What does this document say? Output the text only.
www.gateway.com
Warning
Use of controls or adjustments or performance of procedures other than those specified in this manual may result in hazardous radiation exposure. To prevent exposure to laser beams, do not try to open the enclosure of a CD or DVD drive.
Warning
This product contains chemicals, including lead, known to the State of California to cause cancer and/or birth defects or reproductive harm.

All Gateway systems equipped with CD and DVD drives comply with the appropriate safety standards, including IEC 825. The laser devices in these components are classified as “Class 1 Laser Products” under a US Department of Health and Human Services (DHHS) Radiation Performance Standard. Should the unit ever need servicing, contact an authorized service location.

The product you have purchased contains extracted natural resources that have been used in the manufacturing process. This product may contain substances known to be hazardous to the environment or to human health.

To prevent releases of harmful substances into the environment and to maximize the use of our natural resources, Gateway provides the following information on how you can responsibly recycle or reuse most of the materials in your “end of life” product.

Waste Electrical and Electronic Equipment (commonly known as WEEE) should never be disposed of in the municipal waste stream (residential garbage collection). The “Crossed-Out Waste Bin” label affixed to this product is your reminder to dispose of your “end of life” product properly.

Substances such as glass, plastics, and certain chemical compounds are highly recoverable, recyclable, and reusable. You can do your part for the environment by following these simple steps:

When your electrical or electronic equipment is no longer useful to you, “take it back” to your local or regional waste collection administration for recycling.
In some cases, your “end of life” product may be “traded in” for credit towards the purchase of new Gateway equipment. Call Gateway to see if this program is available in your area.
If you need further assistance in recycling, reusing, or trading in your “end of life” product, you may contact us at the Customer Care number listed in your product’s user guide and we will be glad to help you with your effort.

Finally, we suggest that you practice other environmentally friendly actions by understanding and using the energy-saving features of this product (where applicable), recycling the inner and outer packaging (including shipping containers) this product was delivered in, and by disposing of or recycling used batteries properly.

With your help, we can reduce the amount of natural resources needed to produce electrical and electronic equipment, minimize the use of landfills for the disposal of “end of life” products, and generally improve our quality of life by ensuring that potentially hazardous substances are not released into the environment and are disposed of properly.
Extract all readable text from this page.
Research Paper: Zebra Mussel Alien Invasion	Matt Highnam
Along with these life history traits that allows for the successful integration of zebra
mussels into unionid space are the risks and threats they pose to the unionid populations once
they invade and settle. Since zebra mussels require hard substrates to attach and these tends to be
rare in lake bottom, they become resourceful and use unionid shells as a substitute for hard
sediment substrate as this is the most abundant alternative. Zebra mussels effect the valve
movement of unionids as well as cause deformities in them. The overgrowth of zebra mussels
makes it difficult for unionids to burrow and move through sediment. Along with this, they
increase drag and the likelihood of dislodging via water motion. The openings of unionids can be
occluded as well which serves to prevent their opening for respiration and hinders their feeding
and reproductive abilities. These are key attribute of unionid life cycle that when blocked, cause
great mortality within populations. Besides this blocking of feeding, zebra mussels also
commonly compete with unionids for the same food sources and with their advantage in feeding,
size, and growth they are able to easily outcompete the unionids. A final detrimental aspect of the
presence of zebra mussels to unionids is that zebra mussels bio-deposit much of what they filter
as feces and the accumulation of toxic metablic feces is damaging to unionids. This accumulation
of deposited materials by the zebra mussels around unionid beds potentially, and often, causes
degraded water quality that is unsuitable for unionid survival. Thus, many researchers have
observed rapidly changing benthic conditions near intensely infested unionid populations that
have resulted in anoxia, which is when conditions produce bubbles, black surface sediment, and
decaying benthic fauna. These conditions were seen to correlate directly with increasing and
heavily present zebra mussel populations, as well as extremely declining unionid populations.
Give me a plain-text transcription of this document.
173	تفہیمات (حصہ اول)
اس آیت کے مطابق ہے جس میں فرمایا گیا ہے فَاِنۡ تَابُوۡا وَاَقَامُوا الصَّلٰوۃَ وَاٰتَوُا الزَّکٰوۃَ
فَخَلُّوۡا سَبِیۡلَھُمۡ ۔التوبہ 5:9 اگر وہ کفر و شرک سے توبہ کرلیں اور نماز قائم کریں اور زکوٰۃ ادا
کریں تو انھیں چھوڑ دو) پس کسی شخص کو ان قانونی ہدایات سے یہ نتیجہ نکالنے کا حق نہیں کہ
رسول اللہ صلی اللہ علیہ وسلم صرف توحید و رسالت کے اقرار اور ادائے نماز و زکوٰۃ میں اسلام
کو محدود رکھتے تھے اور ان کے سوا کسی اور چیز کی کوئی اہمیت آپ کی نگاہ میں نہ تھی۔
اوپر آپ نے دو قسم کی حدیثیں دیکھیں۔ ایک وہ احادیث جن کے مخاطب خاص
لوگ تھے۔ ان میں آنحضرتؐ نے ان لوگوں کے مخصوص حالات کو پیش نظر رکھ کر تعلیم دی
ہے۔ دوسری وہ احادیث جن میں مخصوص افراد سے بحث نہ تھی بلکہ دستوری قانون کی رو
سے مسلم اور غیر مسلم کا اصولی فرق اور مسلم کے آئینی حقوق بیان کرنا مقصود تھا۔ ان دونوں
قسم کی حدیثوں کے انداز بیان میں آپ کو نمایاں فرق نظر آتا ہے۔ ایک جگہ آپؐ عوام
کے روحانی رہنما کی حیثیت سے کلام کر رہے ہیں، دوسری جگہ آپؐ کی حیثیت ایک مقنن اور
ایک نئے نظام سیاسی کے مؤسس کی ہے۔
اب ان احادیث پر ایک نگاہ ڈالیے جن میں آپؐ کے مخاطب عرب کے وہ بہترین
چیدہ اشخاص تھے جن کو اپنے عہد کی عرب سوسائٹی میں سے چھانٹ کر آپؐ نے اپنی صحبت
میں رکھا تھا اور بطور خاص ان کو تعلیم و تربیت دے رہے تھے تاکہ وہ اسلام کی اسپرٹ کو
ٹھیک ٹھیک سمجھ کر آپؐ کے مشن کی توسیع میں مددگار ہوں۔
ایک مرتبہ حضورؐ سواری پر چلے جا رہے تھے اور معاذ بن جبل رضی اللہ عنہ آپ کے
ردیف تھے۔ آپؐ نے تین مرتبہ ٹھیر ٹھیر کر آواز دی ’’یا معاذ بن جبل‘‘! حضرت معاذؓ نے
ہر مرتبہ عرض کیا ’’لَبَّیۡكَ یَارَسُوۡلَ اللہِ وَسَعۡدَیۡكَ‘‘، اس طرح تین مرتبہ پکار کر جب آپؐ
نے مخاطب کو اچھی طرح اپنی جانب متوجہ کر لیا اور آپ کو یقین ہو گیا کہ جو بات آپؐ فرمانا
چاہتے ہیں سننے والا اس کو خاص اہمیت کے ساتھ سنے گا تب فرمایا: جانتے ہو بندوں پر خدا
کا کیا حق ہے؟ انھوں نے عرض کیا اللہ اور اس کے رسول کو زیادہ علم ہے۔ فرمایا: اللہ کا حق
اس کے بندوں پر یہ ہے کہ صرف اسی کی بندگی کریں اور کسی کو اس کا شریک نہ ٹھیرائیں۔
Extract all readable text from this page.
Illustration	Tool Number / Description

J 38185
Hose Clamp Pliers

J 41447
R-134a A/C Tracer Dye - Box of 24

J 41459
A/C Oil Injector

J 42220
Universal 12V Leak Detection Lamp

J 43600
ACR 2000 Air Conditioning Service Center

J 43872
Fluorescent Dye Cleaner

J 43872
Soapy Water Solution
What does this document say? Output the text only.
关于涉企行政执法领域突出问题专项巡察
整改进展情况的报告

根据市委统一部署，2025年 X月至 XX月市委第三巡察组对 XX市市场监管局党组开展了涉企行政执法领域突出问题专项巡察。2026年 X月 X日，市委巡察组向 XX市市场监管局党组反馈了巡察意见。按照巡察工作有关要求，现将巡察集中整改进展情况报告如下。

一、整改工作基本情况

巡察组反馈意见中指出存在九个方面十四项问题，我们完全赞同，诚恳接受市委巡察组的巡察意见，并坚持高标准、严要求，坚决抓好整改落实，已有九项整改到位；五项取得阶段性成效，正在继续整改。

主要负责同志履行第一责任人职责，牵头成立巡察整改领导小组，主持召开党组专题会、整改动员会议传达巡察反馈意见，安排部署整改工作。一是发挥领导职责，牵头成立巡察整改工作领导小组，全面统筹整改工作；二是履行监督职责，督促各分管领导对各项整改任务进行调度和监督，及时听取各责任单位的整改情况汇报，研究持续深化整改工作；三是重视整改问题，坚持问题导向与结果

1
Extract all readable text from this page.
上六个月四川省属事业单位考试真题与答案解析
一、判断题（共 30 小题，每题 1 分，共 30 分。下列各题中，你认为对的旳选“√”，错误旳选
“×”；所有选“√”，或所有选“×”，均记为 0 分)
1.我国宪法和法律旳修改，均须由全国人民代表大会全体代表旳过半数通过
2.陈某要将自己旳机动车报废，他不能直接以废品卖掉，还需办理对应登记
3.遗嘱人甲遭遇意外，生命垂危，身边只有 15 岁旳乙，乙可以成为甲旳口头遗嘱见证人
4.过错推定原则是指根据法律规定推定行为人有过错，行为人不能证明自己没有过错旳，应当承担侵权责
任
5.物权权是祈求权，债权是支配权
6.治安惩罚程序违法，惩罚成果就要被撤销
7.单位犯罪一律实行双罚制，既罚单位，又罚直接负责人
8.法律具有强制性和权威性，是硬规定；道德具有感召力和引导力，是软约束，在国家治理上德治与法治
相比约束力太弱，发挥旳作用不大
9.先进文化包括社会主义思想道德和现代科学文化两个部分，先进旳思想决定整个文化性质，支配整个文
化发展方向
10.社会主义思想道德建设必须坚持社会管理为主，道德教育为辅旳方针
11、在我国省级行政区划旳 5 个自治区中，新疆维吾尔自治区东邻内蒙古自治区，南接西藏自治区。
----
» To be done
Copy all lines from the entries that contain the word "مخاطب".

» Answer for the task
اوپر آپ نے دو قسم کی حدیثیں دیکھیں۔ ایک وہ احادیث جن کے مخاطب خاص
اب ان احادیث پر ایک نگاہ ڈالیے جن میں آپؐ کے مخاطب عرب کے وہ بہترین
نے مخاطب کو اچھی طرح اپنی جانب متوجہ کر لیا اور آپ کو یقین ہو گیا کہ جو بات آپؐ فرمانا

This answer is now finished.